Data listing
....

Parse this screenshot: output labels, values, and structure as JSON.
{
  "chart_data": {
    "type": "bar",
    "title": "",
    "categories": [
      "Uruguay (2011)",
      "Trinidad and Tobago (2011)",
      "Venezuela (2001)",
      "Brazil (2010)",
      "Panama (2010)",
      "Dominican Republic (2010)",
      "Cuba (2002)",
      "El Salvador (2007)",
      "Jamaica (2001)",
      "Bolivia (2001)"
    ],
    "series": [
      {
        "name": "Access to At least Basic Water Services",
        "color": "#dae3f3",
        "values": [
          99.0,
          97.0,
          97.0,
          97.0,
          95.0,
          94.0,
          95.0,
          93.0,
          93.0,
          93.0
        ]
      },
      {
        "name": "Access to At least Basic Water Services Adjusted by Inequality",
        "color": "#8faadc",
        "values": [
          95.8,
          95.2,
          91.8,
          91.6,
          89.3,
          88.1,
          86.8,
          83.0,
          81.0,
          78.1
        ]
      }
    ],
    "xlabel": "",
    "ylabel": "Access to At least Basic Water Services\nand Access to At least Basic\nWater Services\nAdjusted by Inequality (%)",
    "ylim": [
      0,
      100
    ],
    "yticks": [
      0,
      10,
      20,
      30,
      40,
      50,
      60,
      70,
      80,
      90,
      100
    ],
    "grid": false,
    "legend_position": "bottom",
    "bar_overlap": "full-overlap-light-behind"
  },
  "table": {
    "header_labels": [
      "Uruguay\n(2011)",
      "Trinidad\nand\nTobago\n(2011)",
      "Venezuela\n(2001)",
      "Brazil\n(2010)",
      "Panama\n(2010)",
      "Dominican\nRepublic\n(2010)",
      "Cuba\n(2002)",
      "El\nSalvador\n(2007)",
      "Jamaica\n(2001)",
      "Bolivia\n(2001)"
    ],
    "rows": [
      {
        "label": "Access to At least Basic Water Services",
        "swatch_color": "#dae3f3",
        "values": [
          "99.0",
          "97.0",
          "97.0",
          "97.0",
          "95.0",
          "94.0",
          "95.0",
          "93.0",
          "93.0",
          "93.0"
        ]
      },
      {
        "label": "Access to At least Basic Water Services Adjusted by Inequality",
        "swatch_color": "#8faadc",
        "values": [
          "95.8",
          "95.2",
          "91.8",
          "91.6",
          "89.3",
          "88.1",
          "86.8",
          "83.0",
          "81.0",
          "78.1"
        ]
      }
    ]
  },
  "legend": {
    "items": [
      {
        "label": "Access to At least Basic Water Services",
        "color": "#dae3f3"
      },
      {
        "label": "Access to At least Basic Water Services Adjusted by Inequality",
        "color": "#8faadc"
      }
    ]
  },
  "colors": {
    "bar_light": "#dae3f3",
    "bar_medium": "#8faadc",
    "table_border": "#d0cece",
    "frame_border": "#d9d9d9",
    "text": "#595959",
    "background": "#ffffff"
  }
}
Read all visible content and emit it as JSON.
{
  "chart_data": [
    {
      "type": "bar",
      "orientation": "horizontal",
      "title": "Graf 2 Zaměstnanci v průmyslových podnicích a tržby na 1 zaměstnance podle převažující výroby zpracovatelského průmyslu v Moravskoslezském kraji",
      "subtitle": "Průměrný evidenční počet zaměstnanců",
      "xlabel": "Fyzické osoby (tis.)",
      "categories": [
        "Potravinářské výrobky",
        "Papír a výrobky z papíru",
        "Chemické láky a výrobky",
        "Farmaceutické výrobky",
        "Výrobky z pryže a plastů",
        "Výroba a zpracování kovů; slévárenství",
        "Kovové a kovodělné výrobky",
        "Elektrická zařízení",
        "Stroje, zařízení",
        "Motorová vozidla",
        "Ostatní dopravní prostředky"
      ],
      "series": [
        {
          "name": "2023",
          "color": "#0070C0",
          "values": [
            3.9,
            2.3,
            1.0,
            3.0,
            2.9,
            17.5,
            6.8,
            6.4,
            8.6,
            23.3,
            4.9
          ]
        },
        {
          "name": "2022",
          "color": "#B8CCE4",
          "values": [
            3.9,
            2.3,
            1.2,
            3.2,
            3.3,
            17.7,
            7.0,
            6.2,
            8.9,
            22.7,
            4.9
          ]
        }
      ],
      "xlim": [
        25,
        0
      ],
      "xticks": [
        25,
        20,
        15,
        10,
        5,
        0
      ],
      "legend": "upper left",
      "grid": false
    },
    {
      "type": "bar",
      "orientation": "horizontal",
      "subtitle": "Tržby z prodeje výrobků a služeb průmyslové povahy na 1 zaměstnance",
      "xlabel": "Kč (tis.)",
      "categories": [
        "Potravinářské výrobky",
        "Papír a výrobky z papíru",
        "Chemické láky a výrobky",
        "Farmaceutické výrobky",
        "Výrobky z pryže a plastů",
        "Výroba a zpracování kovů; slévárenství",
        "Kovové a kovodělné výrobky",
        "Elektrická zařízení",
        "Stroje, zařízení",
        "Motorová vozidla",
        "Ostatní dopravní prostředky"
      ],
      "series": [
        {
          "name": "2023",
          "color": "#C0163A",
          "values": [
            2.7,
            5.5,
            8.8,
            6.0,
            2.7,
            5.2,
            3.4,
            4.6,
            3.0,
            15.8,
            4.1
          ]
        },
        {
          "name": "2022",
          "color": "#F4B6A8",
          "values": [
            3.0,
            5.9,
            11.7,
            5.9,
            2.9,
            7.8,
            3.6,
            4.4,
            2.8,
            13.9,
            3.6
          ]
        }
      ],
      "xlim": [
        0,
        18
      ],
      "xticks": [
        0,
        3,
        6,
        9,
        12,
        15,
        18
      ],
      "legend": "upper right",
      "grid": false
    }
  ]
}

....

WORK REQUIRED
Go through the listing and print each line exactly as it appears.

SOLUTION TO THE EXERCISE
Parse this screenshot: output labels, values, and structure as JSON.
{
  "chart_data": {
    "type": "bar",
    "title": "",
    "categories": [
      "Uruguay (2011)",
      "Trinidad and Tobago (2011)",
      "Venezuela (2001)",
      "Brazil (2010)",
      "Panama (2010)",
      "Dominican Republic (2010)",
      "Cuba (2002)",
      "El Salvador (2007)",
      "Jamaica (2001)",
      "Bolivia (2001)"
    ],
    "series": [
      {
        "name": "Access to At least Basic Water Services",
        "color": "#dae3f3",
        "values": [
          99.0,
          97.0,
          97.0,
          97.0,
          95.0,
          94.0,
          95.0,
          93.0,
          93.0,
          93.0
        ]
      },
      {
        "name": "Access to At least Basic Water Services Adjusted by Inequality",
        "color": "#8faadc",
        "values": [
          95.8,
          95.2,
          91.8,
          91.6,
          89.3,
          88.1,
          86.8,
          83.0,
          81.0,
          78.1
        ]
      }
    ],
    "xlabel": "",
    "ylabel": "Access to At least Basic Water Services\nand Access to At least Basic\nWater Services\nAdjusted by Inequality (%)",
    "ylim": [
      0,
      100
    ],
    "yticks": [
      0,
      10,
      20,
      30,
      40,
      50,
      60,
      70,
      80,
      90,
      100
    ],
    "grid": false,
    "legend_position": "bottom",
    "bar_overlap": "full-overlap-light-behind"
  },
  "table": {
    "header_labels": [
      "Uruguay\n(2011)",
      "Trinidad\nand\nTobago\n(2011)",
      "Venezuela\n(2001)",
      "Brazil\n(2010)",
      "Panama\n(2010)",
      "Dominican\nRepublic\n(2010)",
      "Cuba\n(2002)",
      "El\nSalvador\n(2007)",
      "Jamaica\n(2001)",
      "Bolivia\n(2001)"
    ],
    "rows": [
      {
        "label": "Access to At least Basic Water Services",
        "swatch_color": "#dae3f3",
        "values": [
          "99.0",
          "97.0",
          "97.0",
          "97.0",
          "95.0",
          "94.0",
          "95.0",
          "93.0",
          "93.0",
          "93.0"
        ]
      },
      {
        "label": "Access to At least Basic Water Services Adjusted by Inequality",
        "swatch_color": "#8faadc",
        "values": [
          "95.8",
          "95.2",
          "91.8",
          "91.6",
          "89.3",
          "88.1",
          "86.8",
          "83.0",
          "81.0",
          "78.1"
        ]
      }
    ]
  },
  "legend": {
    "items": [
      {
        "label": "Access to At least Basic Water Services",
        "color": "#dae3f3"
      },
      {
        "label": "Access to At least Basic Water Services Adjusted by Inequality",
        "color": "#8faadc"
      }
    ]
  },
  "colors": {
    "bar_light": "#dae3f3",
    "bar_medium": "#8faadc",
    "table_border": "#d0cece",
    "frame_border": "#d9d9d9",
    "text": "#595959",
    "background": "#ffffff"
  }
}
Read all visible content and emit it as JSON.
{
  "chart_data": [
    {
      "type": "bar",
      "orientation": "horizontal",
      "title": "Graf 2 Zaměstnanci v průmyslových podnicích a tržby na 1 zaměstnance podle převažující výroby zpracovatelského průmyslu v Moravskoslezském kraji",
      "subtitle": "Průměrný evidenční počet zaměstnanců",
      "xlabel": "Fyzické osoby (tis.)",
      "categories": [
        "Potravinářské výrobky",
        "Papír a výrobky z papíru",
        "Chemické láky a výrobky",
        "Farmaceutické výrobky",
        "Výrobky z pryže a plastů",
        "Výroba a zpracování kovů; slévárenství",
        "Kovové a kovodělné výrobky",
        "Elektrická zařízení",
        "Stroje, zařízení",
        "Motorová vozidla",
        "Ostatní dopravní prostředky"
      ],
      "series": [
        {
          "name": "2023",
          "color": "#0070C0",
          "values": [
            3.9,
            2.3,
            1.0,
            3.0,
            2.9,
            17.5,
            6.8,
            6.4,
            8.6,
            23.3,
            4.9
          ]
        },
        {
          "name": "2022",
          "color": "#B8CCE4",
          "values": [
            3.9,
            2.3,
            1.2,
            3.2,
            3.3,
            17.7,
            7.0,
            6.2,
            8.9,
            22.7,
            4.9
          ]
        }
      ],
      "xlim": [
        25,
        0
      ],
      "xticks": [
        25,
        20,
        15,
        10,
        5,
        0
      ],
      "legend": "upper left",
      "grid": false
    },
    {
      "type": "bar",
      "orientation": "horizontal",
      "subtitle": "Tržby z prodeje výrobků a služeb průmyslové povahy na 1 zaměstnance",
      "xlabel": "Kč (tis.)",
      "categories": [
        "Potravinářské výrobky",
        "Papír a výrobky z papíru",
        "Chemické láky a výrobky",
        "Farmaceutické výrobky",
        "Výrobky z pryže a plastů",
        "Výroba a zpracování kovů; slévárenství",
        "Kovové a kovodělné výrobky",
        "Elektrická zařízení",
        "Stroje, zařízení",
        "Motorová vozidla",
        "Ostatní dopravní prostředky"
      ],
      "series": [
        {
          "name": "2023",
          "color": "#C0163A",
          "values": [
            2.7,
            5.5,
            8.8,
            6.0,
            2.7,
            5.2,
            3.4,
            4.6,
            3.0,
            15.8,
            4.1
          ]
        },
        {
          "name": "2022",
          "color": "#F4B6A8",
          "values": [
            3.0,
            5.9,
            11.7,
            5.9,
            2.9,
            7.8,
            3.6,
            4.4,
            2.8,
            13.9,
            3.6
          ]
        }
      ],
      "xlim": [
        0,
        18
      ],
      "xticks": [
        0,
        3,
        6,
        9,
        12,
        15,
        18
      ],
      "legend": "upper right",
      "grid": false
    }
  ]
}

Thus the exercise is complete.